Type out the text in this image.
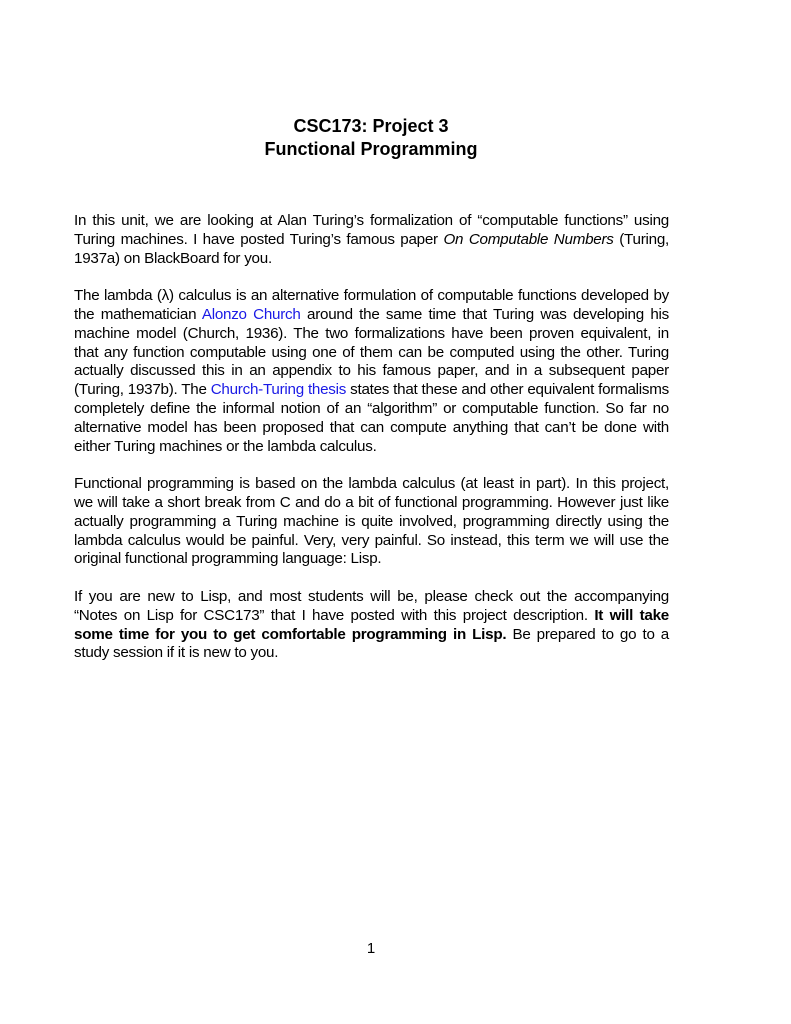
CSC173: Project 3
Functional Programming

In this unit, we are looking at Alan Turing’s formalization of “computable functions” using Turing machines. I have posted Turing’s famous paper On Computable Numbers (Turing, 1937a) on BlackBoard for you.

The lambda (λ) calculus is an alternative formulation of computable functions developed by the mathematician Alonzo Church around the same time that Turing was developing his machine model (Church, 1936). The two formalizations have been proven equivalent, in that any function computable using one of them can be computed using the other. Turing actually discussed this in an appendix to his famous paper, and in a subsequent paper (Turing, 1937b). The Church-Turing thesis states that these and other equivalent formalisms completely define the informal notion of an “algorithm” or computable function. So far no alternative model has been proposed that can compute anything that can’t be done with either Turing machines or the lambda calculus.

Functional programming is based on the lambda calculus (at least in part). In this project, we will take a short break from C and do a bit of functional programming. However just like actually programming a Turing machine is quite involved, programming directly using the lambda calculus would be painful. Very, very painful. So instead, this term we will use the original functional programming language: Lisp.

If you are new to Lisp, and most students will be, please check out the accompanying “Notes on Lisp for CSC173” that I have posted with this project description. It will take some time for you to get comfortable programming in Lisp. Be prepared to go to a study session if it is new to you.

1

|---|

▶ CHALLENGE:
Take every line above carrying "Functional" and return it.

▶ CORRECT RESPONSE:
Functional Programming
Functional programming is based on the lambda calculus (at least in part). In this project, we will take a short break from C and do a bit of functional programming. However just like actually programming a Turing machine is quite involved, programming directly using the lambda calculus would be painful. Very, very painful. So instead, this term we will use the original functional programming language: Lisp.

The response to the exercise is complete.